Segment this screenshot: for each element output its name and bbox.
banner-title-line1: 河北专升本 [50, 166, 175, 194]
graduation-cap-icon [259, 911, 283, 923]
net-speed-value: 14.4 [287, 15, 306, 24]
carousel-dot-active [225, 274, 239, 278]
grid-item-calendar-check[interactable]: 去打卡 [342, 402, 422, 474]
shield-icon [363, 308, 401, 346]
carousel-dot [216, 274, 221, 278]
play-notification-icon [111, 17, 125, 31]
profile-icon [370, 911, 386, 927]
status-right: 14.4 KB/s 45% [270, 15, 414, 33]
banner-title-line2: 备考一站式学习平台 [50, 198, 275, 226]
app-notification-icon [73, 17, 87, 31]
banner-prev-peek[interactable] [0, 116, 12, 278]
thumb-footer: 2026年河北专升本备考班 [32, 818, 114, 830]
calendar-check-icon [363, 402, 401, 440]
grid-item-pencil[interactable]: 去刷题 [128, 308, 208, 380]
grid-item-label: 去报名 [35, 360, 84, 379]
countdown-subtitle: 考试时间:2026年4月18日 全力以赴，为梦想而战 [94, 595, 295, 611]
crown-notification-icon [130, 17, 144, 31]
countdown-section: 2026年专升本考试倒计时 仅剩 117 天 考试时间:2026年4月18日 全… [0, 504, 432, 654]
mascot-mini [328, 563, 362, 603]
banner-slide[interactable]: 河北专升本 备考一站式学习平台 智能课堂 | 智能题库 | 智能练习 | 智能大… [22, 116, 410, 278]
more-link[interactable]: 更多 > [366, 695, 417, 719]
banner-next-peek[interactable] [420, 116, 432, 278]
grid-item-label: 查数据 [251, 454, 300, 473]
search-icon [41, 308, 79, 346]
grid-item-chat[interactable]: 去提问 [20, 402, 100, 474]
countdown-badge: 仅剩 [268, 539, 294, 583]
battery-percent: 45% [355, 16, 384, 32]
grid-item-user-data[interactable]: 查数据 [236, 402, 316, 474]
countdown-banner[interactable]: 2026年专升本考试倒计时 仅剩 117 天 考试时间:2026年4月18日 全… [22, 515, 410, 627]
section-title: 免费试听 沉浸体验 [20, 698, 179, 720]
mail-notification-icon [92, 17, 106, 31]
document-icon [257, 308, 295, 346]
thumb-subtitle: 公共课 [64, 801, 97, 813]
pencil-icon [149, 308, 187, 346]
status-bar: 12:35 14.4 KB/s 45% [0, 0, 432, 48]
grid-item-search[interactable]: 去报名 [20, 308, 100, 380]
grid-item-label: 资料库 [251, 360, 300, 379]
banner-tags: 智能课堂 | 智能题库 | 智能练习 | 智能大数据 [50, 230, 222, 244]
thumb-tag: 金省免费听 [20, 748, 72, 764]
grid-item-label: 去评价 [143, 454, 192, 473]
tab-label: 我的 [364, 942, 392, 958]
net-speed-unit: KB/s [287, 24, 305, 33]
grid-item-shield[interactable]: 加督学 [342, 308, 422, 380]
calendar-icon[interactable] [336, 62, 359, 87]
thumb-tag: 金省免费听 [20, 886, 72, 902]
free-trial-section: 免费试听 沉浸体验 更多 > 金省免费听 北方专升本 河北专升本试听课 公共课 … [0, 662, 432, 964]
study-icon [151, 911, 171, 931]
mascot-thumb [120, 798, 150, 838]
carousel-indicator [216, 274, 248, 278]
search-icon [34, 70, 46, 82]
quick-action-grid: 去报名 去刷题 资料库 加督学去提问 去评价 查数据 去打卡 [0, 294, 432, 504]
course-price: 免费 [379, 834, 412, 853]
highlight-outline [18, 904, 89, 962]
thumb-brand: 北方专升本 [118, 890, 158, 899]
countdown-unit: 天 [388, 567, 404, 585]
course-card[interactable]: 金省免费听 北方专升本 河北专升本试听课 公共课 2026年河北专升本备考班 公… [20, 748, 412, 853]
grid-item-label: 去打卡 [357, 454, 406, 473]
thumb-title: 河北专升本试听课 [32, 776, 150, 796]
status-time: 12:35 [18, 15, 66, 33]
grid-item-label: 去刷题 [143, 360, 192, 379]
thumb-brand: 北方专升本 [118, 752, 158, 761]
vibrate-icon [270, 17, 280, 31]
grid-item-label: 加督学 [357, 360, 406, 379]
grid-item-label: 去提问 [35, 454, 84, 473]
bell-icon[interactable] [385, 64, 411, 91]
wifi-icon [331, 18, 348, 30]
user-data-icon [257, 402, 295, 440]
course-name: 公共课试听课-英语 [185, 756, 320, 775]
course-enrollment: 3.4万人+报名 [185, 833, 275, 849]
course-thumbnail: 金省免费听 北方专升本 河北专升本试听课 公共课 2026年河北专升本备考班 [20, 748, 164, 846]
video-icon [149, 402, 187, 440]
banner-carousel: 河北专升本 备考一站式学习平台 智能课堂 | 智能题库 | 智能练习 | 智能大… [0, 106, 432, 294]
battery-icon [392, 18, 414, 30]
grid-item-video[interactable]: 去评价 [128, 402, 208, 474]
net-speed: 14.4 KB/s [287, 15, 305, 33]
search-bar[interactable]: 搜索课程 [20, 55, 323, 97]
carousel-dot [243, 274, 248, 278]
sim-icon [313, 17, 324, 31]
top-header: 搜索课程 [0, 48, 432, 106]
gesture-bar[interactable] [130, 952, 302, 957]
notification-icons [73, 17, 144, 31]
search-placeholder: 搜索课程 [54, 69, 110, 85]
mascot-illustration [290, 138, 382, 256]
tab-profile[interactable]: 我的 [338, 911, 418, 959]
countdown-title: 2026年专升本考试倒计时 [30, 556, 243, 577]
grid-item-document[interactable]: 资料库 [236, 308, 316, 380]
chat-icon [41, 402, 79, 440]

════════

> SHORT PROBLEM
Copy out, word for word, the data from its first line through the line containing "calendar-check-icon [363, 402, 401, 440]", with both of those lines included.

> THE REPLY
Segment this screenshot: for each element output its name and bbox.
banner-title-line1: 河北专升本 [50, 166, 175, 194]
graduation-cap-icon [259, 911, 283, 923]
net-speed-value: 14.4 [287, 15, 306, 24]
carousel-dot-active [225, 274, 239, 278]
grid-item-calendar-check[interactable]: 去打卡 [342, 402, 422, 474]
shield-icon [363, 308, 401, 346]
carousel-dot [216, 274, 221, 278]
play-notification-icon [111, 17, 125, 31]
profile-icon [370, 911, 386, 927]
status-right: 14.4 KB/s 45% [270, 15, 414, 33]
banner-title-line2: 备考一站式学习平台 [50, 198, 275, 226]
app-notification-icon [73, 17, 87, 31]
banner-prev-peek[interactable] [0, 116, 12, 278]
thumb-footer: 2026年河北专升本备考班 [32, 818, 114, 830]
calendar-check-icon [363, 402, 401, 440]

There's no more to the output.